--- Start PROVIDED RECORDS ---
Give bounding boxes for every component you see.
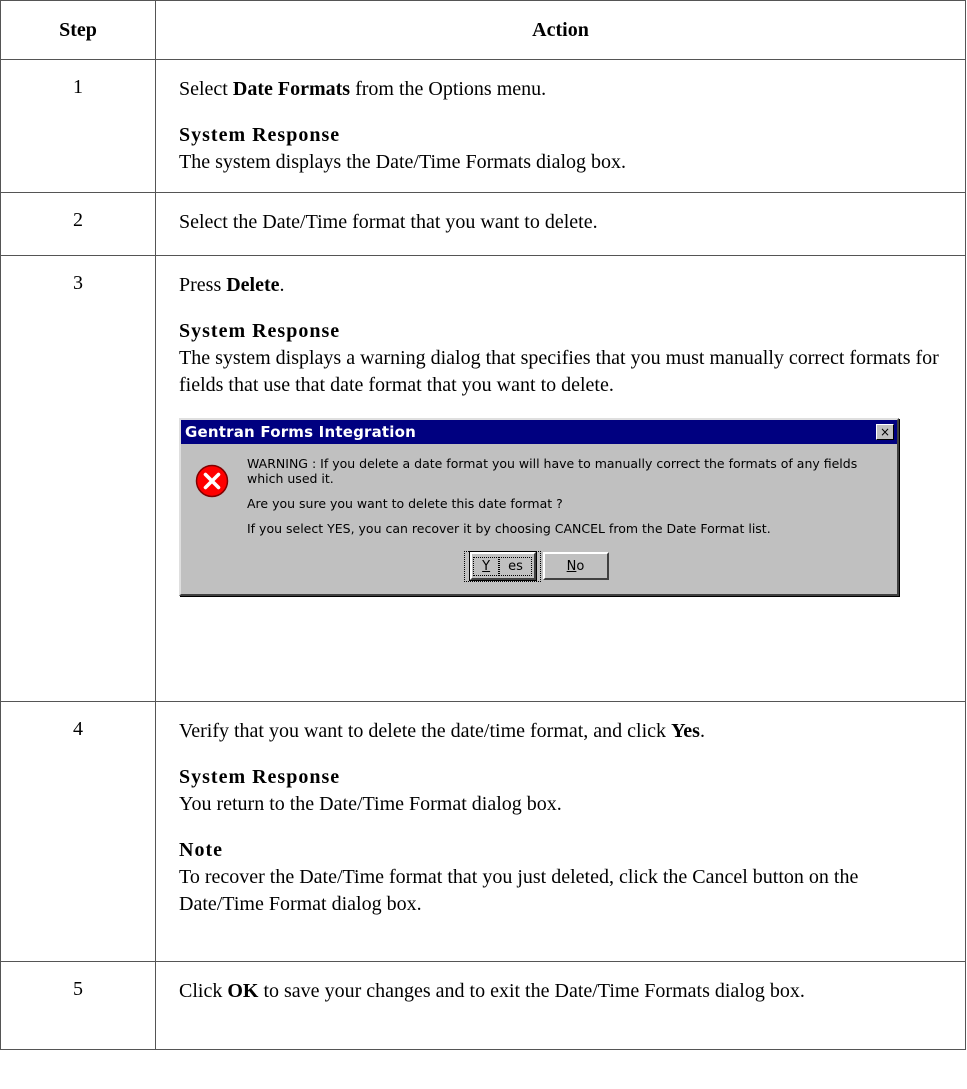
step-instruction: Select Date Formats from the Options men… <box>179 76 945 103</box>
no-label: o <box>576 558 585 574</box>
step-number: 5 <box>0 961 156 1050</box>
step-action: Verify that you want to delete the date/… <box>155 701 966 962</box>
close-icon: × <box>879 425 891 439</box>
response-text: The system displays a warning dialog tha… <box>179 347 939 396</box>
dialog-buttons: Yes No <box>181 546 897 594</box>
instruction-text: . <box>699 720 705 742</box>
note-heading: Note <box>179 839 223 861</box>
step-number: 4 <box>0 701 156 962</box>
response-heading: System Response <box>179 320 341 342</box>
step-action: Press Delete. System Response The system… <box>155 255 966 702</box>
no-accelerator: N <box>566 558 577 574</box>
instruction-text: Press <box>179 274 227 296</box>
response-heading: System Response <box>179 124 341 146</box>
dialog-message: WARNING : If you delete a date format yo… <box>247 456 885 546</box>
step-action: Click OK to save your changes and to exi… <box>155 961 966 1050</box>
instruction-text: Verify that you want to delete the date/… <box>179 720 672 742</box>
warning-dialog: Gentran Forms Integration × WARNING : If… <box>179 418 899 596</box>
instruction-text: Click <box>179 980 228 1002</box>
step-instruction: Click OK to save your changes and to exi… <box>179 978 945 1005</box>
dialog-titlebar: Gentran Forms Integration × <box>181 420 897 444</box>
instruction-text: to save your changes and to exit the Dat… <box>258 980 805 1002</box>
step-instruction: Press Delete. <box>179 272 945 299</box>
button-name: Yes <box>671 720 700 742</box>
step-row: 5 Click OK to save your changes and to e… <box>0 961 966 1050</box>
yes-label: es <box>499 556 532 576</box>
dialog-title: Gentran Forms Integration <box>185 422 417 441</box>
instruction-text: from the Options menu. <box>350 78 547 100</box>
instruction-text: Select <box>179 78 233 100</box>
procedure-table: Step Action 1 Select Date Formats from t… <box>0 0 966 1050</box>
response-heading: System Response <box>179 766 341 788</box>
step-row: 2 Select the Date/Time format that you w… <box>0 192 966 256</box>
no-button[interactable]: No <box>542 552 609 580</box>
system-response: System Response You return to the Date/T… <box>179 764 945 818</box>
yes-accelerator: Y <box>473 556 500 576</box>
button-name: OK <box>227 980 259 1002</box>
step-instruction: Select the Date/Time format that you wan… <box>179 211 598 233</box>
step-row: 3 Press Delete. System Response The syst… <box>0 255 966 702</box>
note-text: To recover the Date/Time format that you… <box>179 866 859 915</box>
step-number: 3 <box>0 255 156 702</box>
step-row: 4 Verify that you want to delete the dat… <box>0 701 966 962</box>
step-number: 1 <box>0 59 156 193</box>
confirm-question: Are you sure you want to delete this dat… <box>247 496 563 511</box>
response-text: The system displays the Date/Time Format… <box>179 151 627 173</box>
menu-item-name: Date Formats <box>232 78 351 100</box>
instruction-text: . <box>279 274 285 296</box>
yes-button[interactable]: Yes <box>464 550 541 582</box>
response-text: You return to the Date/Time Format dialo… <box>179 793 562 815</box>
note: Note To recover the Date/Time format tha… <box>179 837 945 918</box>
error-icon <box>195 464 229 498</box>
header-row: Step Action <box>0 0 966 60</box>
step-action: Select the Date/Time format that you wan… <box>155 192 966 256</box>
header-action: Action <box>155 0 966 60</box>
system-response: System Response The system displays the … <box>179 122 945 176</box>
step-number: 2 <box>0 192 156 256</box>
step-instruction: Verify that you want to delete the date/… <box>179 718 945 745</box>
key-name: Delete <box>226 274 280 296</box>
recovery-hint: If you select YES, you can recover it by… <box>247 521 771 536</box>
warning-text: WARNING : If you delete a date format yo… <box>247 456 858 486</box>
system-response: System Response The system displays a wa… <box>179 318 945 399</box>
close-button[interactable]: × <box>876 424 894 440</box>
header-step: Step <box>0 0 156 60</box>
dialog-body: WARNING : If you delete a date format yo… <box>181 444 897 546</box>
step-row: 1 Select Date Formats from the Options m… <box>0 59 966 193</box>
step-action: Select Date Formats from the Options men… <box>155 59 966 193</box>
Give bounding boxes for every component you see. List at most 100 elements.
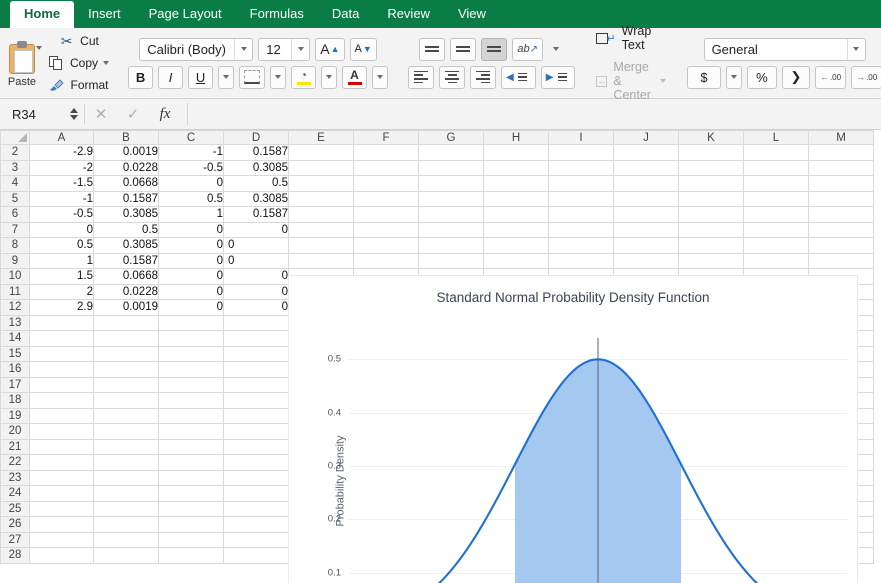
increase-indent-button[interactable]: ▶ [540, 65, 576, 89]
cell-M5[interactable] [808, 190, 874, 207]
cell-J9[interactable] [613, 252, 679, 269]
cell-A17[interactable] [29, 376, 94, 393]
cell-A16[interactable] [29, 361, 94, 378]
cell-E4[interactable] [288, 175, 354, 192]
cell-K5[interactable] [678, 190, 744, 207]
row-header-25[interactable]: 25 [0, 500, 30, 517]
cell-G5[interactable] [418, 190, 484, 207]
cell-A21[interactable] [29, 438, 94, 455]
row-header-18[interactable]: 18 [0, 392, 30, 409]
cell-D25[interactable] [223, 500, 289, 517]
cell-M3[interactable] [808, 159, 874, 176]
column-header-i[interactable]: I [548, 130, 614, 145]
cell-B2[interactable]: 0.0019 [93, 144, 159, 161]
cell-F7[interactable] [353, 221, 419, 238]
cell-C18[interactable] [158, 392, 224, 409]
cell-B19[interactable] [93, 407, 159, 424]
cell-D3[interactable]: 0.3085 [223, 159, 289, 176]
align-bottom-button[interactable] [481, 37, 508, 61]
cell-F9[interactable] [353, 252, 419, 269]
cell-A10[interactable]: 1.5 [29, 268, 94, 285]
cell-H9[interactable] [483, 252, 549, 269]
name-box-spinner-icon[interactable] [70, 108, 78, 120]
paste-dropdown-caret-icon[interactable] [36, 46, 42, 50]
row-header-9[interactable]: 9 [0, 252, 30, 269]
underline-dropdown-button[interactable] [218, 65, 235, 89]
cell-B25[interactable] [93, 500, 159, 517]
increase-font-size-button[interactable]: A ▲ [315, 37, 345, 61]
cell-C19[interactable] [158, 407, 224, 424]
currency-dropdown-button[interactable] [725, 65, 742, 89]
cell-B18[interactable] [93, 392, 159, 409]
cell-D22[interactable] [223, 454, 289, 471]
cell-A12[interactable]: 2.9 [29, 299, 94, 316]
row-header-16[interactable]: 16 [0, 361, 30, 378]
cell-C28[interactable] [158, 547, 224, 564]
cell-A24[interactable] [29, 485, 94, 502]
tab-formulas[interactable]: Formulas [236, 1, 318, 28]
cell-C8[interactable]: 0 [158, 237, 224, 254]
cell-H5[interactable] [483, 190, 549, 207]
cell-C25[interactable] [158, 500, 224, 517]
align-left-button[interactable] [408, 65, 435, 89]
cell-F8[interactable] [353, 237, 419, 254]
cell-D8[interactable]: 0 [223, 237, 289, 254]
row-header-23[interactable]: 23 [0, 469, 30, 486]
paste-label[interactable]: Paste [8, 76, 36, 88]
cell-M4[interactable] [808, 175, 874, 192]
borders-button[interactable] [239, 65, 266, 89]
cell-C26[interactable] [158, 516, 224, 533]
fill-color-button[interactable]: ◔ [291, 65, 317, 89]
cell-L3[interactable] [743, 159, 809, 176]
row-header-19[interactable]: 19 [0, 407, 30, 424]
cell-G4[interactable] [418, 175, 484, 192]
cell-I3[interactable] [548, 159, 614, 176]
cell-I8[interactable] [548, 237, 614, 254]
column-header-m[interactable]: M [808, 130, 874, 145]
cell-H8[interactable] [483, 237, 549, 254]
cell-A20[interactable] [29, 423, 94, 440]
cell-A2[interactable]: -2.9 [29, 144, 94, 161]
cell-A4[interactable]: -1.5 [29, 175, 94, 192]
cell-B17[interactable] [93, 376, 159, 393]
chart-object[interactable]: Standard Normal Probability Density Func… [288, 275, 858, 583]
cell-B11[interactable]: 0.0228 [93, 283, 159, 300]
cell-L4[interactable] [743, 175, 809, 192]
cell-F5[interactable] [353, 190, 419, 207]
tab-insert[interactable]: Insert [74, 1, 135, 28]
cell-A19[interactable] [29, 407, 94, 424]
insert-function-button[interactable]: fx [149, 106, 181, 123]
cell-A14[interactable] [29, 330, 94, 347]
row-header-24[interactable]: 24 [0, 485, 30, 502]
cell-H6[interactable] [483, 206, 549, 223]
cell-B12[interactable]: 0.0019 [93, 299, 159, 316]
paste-icon[interactable] [7, 40, 37, 75]
cell-B7[interactable]: 0.5 [93, 221, 159, 238]
cell-A27[interactable] [29, 531, 94, 548]
row-header-6[interactable]: 6 [0, 206, 30, 223]
cell-A8[interactable]: 0.5 [29, 237, 94, 254]
cell-B14[interactable] [93, 330, 159, 347]
cell-A9[interactable]: 1 [29, 252, 94, 269]
cell-E9[interactable] [288, 252, 354, 269]
row-header-17[interactable]: 17 [0, 376, 30, 393]
orientation-button[interactable]: ab ↗ [512, 37, 544, 61]
column-header-f[interactable]: F [353, 130, 419, 145]
cell-B3[interactable]: 0.0228 [93, 159, 159, 176]
cell-D17[interactable] [223, 376, 289, 393]
cell-A18[interactable] [29, 392, 94, 409]
column-header-b[interactable]: B [93, 130, 159, 145]
row-header-11[interactable]: 11 [0, 283, 30, 300]
row-header-21[interactable]: 21 [0, 438, 30, 455]
column-header-d[interactable]: D [223, 130, 289, 145]
cell-H3[interactable] [483, 159, 549, 176]
cell-M9[interactable] [808, 252, 874, 269]
cell-G8[interactable] [418, 237, 484, 254]
cell-K4[interactable] [678, 175, 744, 192]
cell-D12[interactable]: 0 [223, 299, 289, 316]
cell-G6[interactable] [418, 206, 484, 223]
cell-I4[interactable] [548, 175, 614, 192]
cell-M8[interactable] [808, 237, 874, 254]
cell-F2[interactable] [353, 144, 419, 161]
column-header-j[interactable]: J [613, 130, 679, 145]
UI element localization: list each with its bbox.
--- End PROVIDED RECORDS ---
Change "align-bottom-button" to "align-top-button" in everything from the line containing "increase-indent-button[interactable]: ▶ [540, 65, 576, 89]" down to the line containing "align-left-button[interactable] [408, 65, 435, 89]", and return only those lines with nothing else altered.

increase-indent-button[interactable]: ▶ [540, 65, 576, 89]
cell-M5[interactable] [808, 190, 874, 207]
cell-J9[interactable] [613, 252, 679, 269]
cell-A17[interactable] [29, 376, 94, 393]
cell-A16[interactable] [29, 361, 94, 378]
cell-E4[interactable] [288, 175, 354, 192]
cell-K5[interactable] [678, 190, 744, 207]
row-header-25[interactable]: 25 [0, 500, 30, 517]
cell-G5[interactable] [418, 190, 484, 207]
cell-A21[interactable] [29, 438, 94, 455]
row-header-18[interactable]: 18 [0, 392, 30, 409]
cell-D25[interactable] [223, 500, 289, 517]
cell-M3[interactable] [808, 159, 874, 176]
column-header-i[interactable]: I [548, 130, 614, 145]
cell-B2[interactable]: 0.0019 [93, 144, 159, 161]
cell-F7[interactable] [353, 221, 419, 238]
cell-C18[interactable] [158, 392, 224, 409]
cell-B19[interactable] [93, 407, 159, 424]
cell-D3[interactable]: 0.3085 [223, 159, 289, 176]
align-top-button[interactable] [481, 37, 508, 61]
cell-F9[interactable] [353, 252, 419, 269]
cell-A10[interactable]: 1.5 [29, 268, 94, 285]
cell-H9[interactable] [483, 252, 549, 269]
name-box-spinner-icon[interactable] [70, 108, 78, 120]
paste-dropdown-caret-icon[interactable] [36, 46, 42, 50]
row-header-9[interactable]: 9 [0, 252, 30, 269]
underline-dropdown-button[interactable] [218, 65, 235, 89]
cell-B25[interactable] [93, 500, 159, 517]
increase-font-size-button[interactable]: A ▲ [315, 37, 345, 61]
cell-C19[interactable] [158, 407, 224, 424]
currency-dropdown-button[interactable] [725, 65, 742, 89]
cell-B18[interactable] [93, 392, 159, 409]
cell-D22[interactable] [223, 454, 289, 471]
cell-A12[interactable]: 2.9 [29, 299, 94, 316]
row-header-16[interactable]: 16 [0, 361, 30, 378]
cell-C28[interactable] [158, 547, 224, 564]
cell-A24[interactable] [29, 485, 94, 502]
tab-formulas[interactable]: Formulas [236, 1, 318, 28]
cell-C8[interactable]: 0 [158, 237, 224, 254]
cell-H5[interactable] [483, 190, 549, 207]
cell-C25[interactable] [158, 500, 224, 517]
align-left-button[interactable] [408, 65, 435, 89]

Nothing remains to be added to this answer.